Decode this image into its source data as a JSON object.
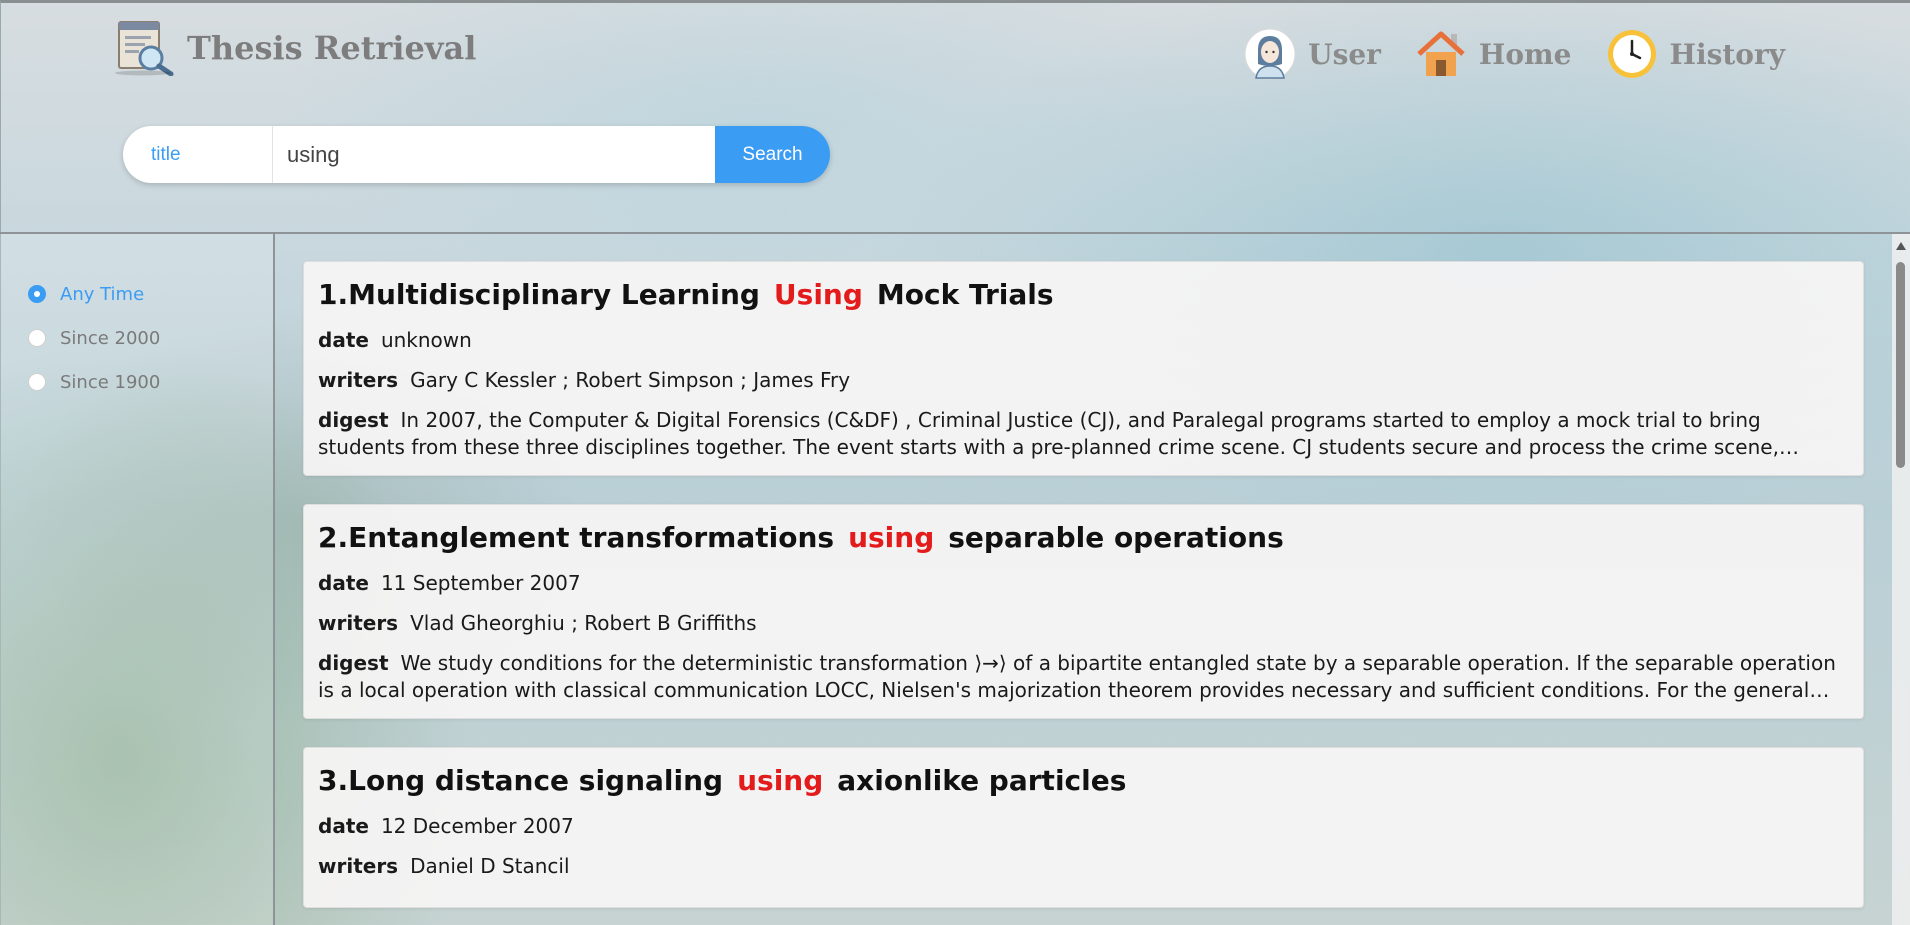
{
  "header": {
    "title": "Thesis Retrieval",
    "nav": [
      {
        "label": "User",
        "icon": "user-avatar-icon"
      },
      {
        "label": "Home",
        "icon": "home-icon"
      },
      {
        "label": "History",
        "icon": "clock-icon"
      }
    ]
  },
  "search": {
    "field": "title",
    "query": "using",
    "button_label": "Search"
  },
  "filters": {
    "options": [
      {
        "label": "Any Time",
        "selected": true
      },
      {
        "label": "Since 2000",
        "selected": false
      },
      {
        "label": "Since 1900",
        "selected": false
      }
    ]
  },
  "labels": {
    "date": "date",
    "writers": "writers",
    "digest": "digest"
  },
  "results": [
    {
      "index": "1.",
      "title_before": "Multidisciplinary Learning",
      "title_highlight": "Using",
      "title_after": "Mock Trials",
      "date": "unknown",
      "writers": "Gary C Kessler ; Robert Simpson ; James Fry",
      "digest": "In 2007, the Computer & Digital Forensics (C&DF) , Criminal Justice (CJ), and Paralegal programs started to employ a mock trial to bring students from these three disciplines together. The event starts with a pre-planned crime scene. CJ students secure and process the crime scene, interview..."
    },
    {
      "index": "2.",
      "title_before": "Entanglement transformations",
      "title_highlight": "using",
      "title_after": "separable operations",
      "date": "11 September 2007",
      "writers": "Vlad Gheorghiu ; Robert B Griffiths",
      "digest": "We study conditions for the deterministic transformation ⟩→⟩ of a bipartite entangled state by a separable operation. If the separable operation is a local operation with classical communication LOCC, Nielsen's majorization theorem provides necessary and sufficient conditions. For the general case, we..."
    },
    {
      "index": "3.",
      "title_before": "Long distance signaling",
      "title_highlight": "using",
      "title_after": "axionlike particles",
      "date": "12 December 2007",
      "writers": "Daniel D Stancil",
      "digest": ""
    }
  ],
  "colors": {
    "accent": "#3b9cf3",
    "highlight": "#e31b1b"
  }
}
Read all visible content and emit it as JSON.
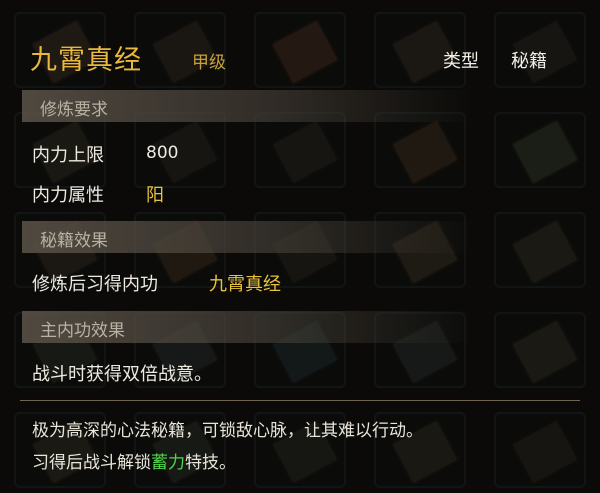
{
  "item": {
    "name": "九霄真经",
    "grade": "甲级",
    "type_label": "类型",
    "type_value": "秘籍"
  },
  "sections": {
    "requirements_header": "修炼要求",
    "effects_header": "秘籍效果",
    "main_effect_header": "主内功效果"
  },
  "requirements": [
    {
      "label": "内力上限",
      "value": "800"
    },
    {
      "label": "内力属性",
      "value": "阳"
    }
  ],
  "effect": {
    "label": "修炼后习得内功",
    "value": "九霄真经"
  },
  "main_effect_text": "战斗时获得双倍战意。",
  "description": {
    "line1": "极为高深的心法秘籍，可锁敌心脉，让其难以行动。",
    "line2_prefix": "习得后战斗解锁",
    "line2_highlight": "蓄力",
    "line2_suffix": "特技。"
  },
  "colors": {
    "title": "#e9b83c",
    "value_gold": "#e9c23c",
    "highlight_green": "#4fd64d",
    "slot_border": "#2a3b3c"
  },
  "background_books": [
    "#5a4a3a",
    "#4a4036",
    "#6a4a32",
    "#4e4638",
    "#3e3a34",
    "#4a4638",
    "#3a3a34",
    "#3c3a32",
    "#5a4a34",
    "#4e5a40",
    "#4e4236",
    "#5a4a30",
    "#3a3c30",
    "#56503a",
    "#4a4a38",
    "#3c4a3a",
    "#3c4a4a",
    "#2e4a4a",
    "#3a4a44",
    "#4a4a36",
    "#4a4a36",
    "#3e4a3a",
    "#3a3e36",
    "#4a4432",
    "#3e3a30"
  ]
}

————————

TASK BRIEF: Excluding the pictures, reproduce every entry exactly as given.

EXERCISE ANSWER:
Decode this image into its source data as a JSON object.
{
  "header": {
    "title": "Thesis Retrieval",
    "nav": [
      {
        "label": "User",
        "icon": "user-avatar-icon"
      },
      {
        "label": "Home",
        "icon": "home-icon"
      },
      {
        "label": "History",
        "icon": "clock-icon"
      }
    ]
  },
  "search": {
    "field": "title",
    "query": "using",
    "button_label": "Search"
  },
  "filters": {
    "options": [
      {
        "label": "Any Time",
        "selected": true
      },
      {
        "label": "Since 2000",
        "selected": false
      },
      {
        "label": "Since 1900",
        "selected": false
      }
    ]
  },
  "labels": {
    "date": "date",
    "writers": "writers",
    "digest": "digest"
  },
  "results": [
    {
      "index": "1.",
      "title_before": "Multidisciplinary Learning",
      "title_highlight": "Using",
      "title_after": "Mock Trials",
      "date": "unknown",
      "writers": "Gary C Kessler ; Robert Simpson ; James Fry",
      "digest": "In 2007, the Computer & Digital Forensics (C&DF) , Criminal Justice (CJ), and Paralegal programs started to employ a mock trial to bring students from these three disciplines together. The event starts with a pre-planned crime scene. CJ students secure and process the crime scene, interview..."
    },
    {
      "index": "2.",
      "title_before": "Entanglement transformations",
      "title_highlight": "using",
      "title_after": "separable operations",
      "date": "11 September 2007",
      "writers": "Vlad Gheorghiu ; Robert B Griffiths",
      "digest": "We study conditions for the deterministic transformation ⟩→⟩ of a bipartite entangled state by a separable operation. If the separable operation is a local operation with classical communication LOCC, Nielsen's majorization theorem provides necessary and sufficient conditions. For the general case, we..."
    },
    {
      "index": "3.",
      "title_before": "Long distance signaling",
      "title_highlight": "using",
      "title_after": "axionlike particles",
      "date": "12 December 2007",
      "writers": "Daniel D Stancil",
      "digest": ""
    }
  ],
  "colors": {
    "accent": "#3b9cf3",
    "highlight": "#e31b1b"
  }
}
Read all visible content and emit it as JSON.
{
  "item": {
    "name": "九霄真经",
    "grade": "甲级",
    "type_label": "类型",
    "type_value": "秘籍"
  },
  "sections": {
    "requirements_header": "修炼要求",
    "effects_header": "秘籍效果",
    "main_effect_header": "主内功效果"
  },
  "requirements": [
    {
      "label": "内力上限",
      "value": "800"
    },
    {
      "label": "内力属性",
      "value": "阳"
    }
  ],
  "effect": {
    "label": "修炼后习得内功",
    "value": "九霄真经"
  },
  "main_effect_text": "战斗时获得双倍战意。",
  "description": {
    "line1": "极为高深的心法秘籍，可锁敌心脉，让其难以行动。",
    "line2_prefix": "习得后战斗解锁",
    "line2_highlight": "蓄力",
    "line2_suffix": "特技。"
  },
  "colors": {
    "title": "#e9b83c",
    "value_gold": "#e9c23c",
    "highlight_green": "#4fd64d",
    "slot_border": "#2a3b3c"
  },
  "background_books": [
    "#5a4a3a",
    "#4a4036",
    "#6a4a32",
    "#4e4638",
    "#3e3a34",
    "#4a4638",
    "#3a3a34",
    "#3c3a32",
    "#5a4a34",
    "#4e5a40",
    "#4e4236",
    "#5a4a30",
    "#3a3c30",
    "#56503a",
    "#4a4a38",
    "#3c4a3a",
    "#3c4a4a",
    "#2e4a4a",
    "#3a4a44",
    "#4a4a36",
    "#4a4a36",
    "#3e4a3a",
    "#3a3e36",
    "#4a4432",
    "#3e3a30"
  ]
}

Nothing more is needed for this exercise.